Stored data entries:

++++++++++++++++++++

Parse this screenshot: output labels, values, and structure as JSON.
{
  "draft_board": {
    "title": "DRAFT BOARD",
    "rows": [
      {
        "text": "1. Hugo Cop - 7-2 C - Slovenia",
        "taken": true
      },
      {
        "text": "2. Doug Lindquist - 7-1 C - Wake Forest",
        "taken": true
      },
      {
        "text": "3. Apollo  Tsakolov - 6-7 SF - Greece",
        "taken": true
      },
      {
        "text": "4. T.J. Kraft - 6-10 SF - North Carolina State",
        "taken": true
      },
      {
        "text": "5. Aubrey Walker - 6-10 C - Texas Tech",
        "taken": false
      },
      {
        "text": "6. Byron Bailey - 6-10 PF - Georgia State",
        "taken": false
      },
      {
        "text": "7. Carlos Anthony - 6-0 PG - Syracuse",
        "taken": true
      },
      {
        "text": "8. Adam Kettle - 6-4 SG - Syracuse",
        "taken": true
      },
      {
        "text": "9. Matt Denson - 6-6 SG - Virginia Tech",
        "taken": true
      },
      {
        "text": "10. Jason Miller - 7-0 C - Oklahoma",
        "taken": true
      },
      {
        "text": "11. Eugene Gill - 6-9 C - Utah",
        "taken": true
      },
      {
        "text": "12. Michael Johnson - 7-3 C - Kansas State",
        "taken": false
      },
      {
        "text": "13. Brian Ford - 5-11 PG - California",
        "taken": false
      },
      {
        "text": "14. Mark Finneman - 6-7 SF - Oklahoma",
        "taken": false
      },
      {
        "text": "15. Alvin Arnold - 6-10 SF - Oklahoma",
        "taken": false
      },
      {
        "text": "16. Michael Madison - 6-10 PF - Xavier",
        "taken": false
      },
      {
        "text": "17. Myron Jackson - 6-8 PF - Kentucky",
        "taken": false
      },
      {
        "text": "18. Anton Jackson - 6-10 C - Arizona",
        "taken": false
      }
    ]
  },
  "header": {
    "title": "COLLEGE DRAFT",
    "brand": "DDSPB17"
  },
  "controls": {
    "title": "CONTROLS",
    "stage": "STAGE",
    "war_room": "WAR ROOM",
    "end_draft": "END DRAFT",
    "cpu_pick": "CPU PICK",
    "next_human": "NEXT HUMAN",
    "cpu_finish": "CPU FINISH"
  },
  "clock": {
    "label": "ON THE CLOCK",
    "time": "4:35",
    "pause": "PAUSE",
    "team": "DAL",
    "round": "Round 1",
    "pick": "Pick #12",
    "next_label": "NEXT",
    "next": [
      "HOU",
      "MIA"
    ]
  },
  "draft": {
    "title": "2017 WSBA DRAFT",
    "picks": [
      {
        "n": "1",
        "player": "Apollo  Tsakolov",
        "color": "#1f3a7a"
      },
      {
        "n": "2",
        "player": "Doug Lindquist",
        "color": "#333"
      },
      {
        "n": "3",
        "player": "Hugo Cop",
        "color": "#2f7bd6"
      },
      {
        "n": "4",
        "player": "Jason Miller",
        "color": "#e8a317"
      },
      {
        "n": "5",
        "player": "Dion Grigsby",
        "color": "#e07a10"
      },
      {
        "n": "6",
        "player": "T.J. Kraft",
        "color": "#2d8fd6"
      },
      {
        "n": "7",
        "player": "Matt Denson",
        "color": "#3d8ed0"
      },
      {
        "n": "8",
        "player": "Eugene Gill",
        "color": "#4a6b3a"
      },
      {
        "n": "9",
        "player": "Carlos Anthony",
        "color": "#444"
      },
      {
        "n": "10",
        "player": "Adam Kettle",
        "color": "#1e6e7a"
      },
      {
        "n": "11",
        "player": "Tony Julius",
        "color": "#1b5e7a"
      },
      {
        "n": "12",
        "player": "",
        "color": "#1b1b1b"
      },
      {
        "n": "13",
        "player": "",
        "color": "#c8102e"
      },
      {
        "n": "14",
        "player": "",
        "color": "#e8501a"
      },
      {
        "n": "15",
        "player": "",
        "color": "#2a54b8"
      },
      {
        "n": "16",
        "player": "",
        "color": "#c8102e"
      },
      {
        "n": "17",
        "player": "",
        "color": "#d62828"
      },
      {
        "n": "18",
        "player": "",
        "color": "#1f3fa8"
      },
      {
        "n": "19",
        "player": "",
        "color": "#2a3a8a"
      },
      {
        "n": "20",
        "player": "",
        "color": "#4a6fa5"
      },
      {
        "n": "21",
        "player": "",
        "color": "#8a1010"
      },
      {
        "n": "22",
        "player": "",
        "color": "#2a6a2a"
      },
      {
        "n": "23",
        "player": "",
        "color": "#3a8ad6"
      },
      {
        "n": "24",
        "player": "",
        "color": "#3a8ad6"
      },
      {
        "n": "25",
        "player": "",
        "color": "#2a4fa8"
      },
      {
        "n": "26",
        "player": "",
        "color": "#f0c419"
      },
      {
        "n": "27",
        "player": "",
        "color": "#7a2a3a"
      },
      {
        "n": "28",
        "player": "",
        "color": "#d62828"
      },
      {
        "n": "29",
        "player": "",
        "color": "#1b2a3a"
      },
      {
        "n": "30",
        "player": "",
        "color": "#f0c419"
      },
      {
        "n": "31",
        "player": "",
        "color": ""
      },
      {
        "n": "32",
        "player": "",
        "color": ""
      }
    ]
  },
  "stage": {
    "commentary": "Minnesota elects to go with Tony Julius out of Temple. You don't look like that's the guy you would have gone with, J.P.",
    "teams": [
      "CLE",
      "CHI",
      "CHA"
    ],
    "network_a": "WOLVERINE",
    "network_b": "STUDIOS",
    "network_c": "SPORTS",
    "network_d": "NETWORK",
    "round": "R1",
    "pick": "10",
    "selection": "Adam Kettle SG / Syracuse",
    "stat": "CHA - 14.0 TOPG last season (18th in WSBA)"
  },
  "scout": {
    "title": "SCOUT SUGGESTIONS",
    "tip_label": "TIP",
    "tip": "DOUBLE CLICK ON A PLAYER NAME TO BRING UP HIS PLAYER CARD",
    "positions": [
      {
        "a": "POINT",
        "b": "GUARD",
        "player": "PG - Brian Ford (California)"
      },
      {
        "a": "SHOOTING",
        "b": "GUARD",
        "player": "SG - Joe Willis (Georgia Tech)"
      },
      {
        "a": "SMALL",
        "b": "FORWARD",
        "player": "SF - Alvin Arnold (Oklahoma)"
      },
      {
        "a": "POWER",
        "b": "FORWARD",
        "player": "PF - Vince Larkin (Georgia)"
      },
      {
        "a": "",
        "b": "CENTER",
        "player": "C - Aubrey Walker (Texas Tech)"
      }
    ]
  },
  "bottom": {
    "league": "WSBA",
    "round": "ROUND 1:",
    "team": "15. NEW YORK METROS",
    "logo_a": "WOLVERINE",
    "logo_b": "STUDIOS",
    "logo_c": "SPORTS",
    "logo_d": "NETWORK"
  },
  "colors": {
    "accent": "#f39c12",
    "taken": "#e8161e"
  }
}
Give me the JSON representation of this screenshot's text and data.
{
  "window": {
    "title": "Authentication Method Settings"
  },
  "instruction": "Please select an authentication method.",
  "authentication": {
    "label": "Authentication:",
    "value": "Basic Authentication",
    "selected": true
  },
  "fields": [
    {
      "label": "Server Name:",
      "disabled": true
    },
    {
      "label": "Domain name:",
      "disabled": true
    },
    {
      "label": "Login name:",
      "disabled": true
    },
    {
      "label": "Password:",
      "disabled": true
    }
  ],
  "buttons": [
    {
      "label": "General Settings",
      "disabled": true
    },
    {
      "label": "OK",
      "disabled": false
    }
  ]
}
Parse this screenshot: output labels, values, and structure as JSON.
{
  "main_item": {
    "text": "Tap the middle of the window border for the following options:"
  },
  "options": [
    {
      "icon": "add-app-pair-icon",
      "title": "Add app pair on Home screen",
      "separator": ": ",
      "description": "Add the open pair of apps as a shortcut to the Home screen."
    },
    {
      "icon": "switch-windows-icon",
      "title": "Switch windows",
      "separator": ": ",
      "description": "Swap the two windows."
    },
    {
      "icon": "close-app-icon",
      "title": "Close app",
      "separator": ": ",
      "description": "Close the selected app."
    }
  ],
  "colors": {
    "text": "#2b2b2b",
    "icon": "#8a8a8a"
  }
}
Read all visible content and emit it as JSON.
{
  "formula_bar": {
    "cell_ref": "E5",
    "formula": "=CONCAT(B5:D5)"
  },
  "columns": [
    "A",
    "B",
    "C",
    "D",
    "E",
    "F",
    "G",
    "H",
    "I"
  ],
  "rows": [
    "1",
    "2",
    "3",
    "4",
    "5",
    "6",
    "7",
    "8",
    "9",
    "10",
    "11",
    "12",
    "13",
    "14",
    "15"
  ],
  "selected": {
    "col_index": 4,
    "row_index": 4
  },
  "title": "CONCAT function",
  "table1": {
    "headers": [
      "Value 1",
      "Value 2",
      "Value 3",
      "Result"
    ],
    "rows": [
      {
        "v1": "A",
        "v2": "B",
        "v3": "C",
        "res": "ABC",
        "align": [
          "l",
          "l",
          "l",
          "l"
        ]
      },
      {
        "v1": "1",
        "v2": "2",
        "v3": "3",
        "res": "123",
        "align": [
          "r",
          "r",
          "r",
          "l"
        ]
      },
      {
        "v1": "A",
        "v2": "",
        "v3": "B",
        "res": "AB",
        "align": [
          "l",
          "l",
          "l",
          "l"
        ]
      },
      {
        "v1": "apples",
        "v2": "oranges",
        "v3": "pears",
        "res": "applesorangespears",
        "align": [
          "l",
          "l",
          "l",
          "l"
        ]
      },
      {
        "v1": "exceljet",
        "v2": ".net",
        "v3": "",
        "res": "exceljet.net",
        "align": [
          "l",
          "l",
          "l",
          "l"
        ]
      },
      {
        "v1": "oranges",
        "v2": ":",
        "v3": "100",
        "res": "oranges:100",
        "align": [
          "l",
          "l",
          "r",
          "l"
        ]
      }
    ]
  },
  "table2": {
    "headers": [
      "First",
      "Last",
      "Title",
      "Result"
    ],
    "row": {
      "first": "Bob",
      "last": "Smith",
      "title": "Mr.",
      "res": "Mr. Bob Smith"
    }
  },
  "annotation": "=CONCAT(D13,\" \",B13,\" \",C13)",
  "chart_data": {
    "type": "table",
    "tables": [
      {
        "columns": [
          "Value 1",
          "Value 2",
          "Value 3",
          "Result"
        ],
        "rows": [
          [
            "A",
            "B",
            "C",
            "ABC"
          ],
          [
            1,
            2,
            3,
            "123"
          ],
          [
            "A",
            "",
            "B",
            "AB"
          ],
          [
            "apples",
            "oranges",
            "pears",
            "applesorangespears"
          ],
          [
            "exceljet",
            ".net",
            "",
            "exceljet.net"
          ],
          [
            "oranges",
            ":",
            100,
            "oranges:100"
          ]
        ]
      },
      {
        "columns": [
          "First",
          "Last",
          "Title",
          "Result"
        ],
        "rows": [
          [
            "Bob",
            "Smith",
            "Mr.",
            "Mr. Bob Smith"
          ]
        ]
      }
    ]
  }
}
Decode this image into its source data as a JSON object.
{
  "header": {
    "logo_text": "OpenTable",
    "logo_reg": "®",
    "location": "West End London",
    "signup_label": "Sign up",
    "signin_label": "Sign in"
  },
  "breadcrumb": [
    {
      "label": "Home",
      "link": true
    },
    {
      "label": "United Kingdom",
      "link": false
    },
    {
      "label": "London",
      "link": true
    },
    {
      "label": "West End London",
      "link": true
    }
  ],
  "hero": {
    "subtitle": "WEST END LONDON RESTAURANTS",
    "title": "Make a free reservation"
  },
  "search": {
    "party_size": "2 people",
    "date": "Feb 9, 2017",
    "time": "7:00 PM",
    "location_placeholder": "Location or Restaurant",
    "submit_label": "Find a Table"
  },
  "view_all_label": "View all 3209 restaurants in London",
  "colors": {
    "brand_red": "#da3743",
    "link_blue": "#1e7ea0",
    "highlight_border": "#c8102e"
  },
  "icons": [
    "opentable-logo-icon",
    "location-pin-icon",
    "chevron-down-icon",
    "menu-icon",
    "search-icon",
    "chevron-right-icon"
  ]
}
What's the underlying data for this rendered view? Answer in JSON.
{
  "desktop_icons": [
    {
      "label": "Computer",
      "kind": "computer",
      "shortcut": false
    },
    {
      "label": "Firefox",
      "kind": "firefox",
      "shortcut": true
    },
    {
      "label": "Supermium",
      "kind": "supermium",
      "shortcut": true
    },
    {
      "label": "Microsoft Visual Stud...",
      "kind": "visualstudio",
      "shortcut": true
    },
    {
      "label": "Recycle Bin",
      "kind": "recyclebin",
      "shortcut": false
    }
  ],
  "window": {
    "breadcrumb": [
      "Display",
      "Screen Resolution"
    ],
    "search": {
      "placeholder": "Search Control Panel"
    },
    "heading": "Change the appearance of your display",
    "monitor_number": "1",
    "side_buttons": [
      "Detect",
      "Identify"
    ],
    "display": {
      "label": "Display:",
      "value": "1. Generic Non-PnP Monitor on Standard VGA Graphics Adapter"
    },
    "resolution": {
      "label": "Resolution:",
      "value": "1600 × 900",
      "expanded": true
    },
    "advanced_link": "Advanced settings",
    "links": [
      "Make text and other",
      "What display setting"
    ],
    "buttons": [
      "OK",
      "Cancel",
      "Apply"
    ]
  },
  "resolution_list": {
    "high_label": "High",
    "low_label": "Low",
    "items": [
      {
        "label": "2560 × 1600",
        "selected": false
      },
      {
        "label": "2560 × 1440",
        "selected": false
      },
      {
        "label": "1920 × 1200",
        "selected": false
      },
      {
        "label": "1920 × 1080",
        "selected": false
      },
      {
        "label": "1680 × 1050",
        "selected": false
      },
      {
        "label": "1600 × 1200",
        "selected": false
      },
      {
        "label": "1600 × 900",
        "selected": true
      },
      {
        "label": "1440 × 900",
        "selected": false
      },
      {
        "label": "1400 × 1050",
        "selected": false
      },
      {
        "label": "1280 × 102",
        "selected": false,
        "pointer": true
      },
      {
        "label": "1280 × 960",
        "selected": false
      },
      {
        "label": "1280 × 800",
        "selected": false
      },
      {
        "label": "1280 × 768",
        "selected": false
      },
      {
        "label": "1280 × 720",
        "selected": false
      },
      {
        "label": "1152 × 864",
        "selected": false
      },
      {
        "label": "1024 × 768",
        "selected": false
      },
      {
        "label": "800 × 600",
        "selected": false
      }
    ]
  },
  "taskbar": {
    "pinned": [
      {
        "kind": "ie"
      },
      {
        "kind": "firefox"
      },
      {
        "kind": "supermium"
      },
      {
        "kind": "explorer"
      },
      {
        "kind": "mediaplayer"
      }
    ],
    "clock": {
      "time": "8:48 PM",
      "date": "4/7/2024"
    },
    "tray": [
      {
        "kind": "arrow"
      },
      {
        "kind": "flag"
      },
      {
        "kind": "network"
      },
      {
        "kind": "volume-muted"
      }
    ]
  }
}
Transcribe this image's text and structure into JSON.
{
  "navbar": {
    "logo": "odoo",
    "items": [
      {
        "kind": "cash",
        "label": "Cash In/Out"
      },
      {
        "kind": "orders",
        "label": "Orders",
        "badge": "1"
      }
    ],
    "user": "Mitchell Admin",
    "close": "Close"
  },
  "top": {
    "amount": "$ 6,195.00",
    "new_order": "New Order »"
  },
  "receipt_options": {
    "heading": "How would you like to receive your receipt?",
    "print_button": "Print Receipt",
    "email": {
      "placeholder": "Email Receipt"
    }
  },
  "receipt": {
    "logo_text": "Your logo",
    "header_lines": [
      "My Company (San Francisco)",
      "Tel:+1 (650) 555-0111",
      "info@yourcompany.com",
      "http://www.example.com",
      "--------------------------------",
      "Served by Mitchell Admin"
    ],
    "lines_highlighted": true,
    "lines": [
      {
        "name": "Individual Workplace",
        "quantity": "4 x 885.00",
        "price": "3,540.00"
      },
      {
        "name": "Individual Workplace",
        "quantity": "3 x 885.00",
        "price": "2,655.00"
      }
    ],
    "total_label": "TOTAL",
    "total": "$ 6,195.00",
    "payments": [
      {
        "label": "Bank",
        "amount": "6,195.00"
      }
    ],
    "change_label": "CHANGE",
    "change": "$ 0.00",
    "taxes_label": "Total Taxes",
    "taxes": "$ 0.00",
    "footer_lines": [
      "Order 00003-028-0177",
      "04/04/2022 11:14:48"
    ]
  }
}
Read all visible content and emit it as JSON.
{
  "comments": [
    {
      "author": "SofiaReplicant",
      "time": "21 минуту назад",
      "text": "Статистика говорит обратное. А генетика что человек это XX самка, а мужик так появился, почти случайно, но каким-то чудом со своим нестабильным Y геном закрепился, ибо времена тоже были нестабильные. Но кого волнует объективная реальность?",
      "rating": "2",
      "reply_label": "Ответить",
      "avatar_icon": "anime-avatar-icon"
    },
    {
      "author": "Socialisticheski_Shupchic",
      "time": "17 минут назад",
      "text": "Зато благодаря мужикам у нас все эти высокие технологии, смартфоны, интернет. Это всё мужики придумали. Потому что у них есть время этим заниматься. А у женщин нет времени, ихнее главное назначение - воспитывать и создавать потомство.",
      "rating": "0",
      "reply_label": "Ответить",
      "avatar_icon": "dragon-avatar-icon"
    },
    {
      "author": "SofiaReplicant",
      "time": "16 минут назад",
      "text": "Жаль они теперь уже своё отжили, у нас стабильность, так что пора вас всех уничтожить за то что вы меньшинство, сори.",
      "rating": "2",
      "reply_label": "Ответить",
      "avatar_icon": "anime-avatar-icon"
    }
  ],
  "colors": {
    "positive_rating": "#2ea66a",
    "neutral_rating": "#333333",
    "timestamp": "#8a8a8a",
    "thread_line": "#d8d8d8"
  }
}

++++++++++++++++++++

## Task to complete
Filter the listing above for the string "Sign" and copy every matching line.

## Finished answer
    "signup_label": "Sign up",
    "signin_label": "Sign in"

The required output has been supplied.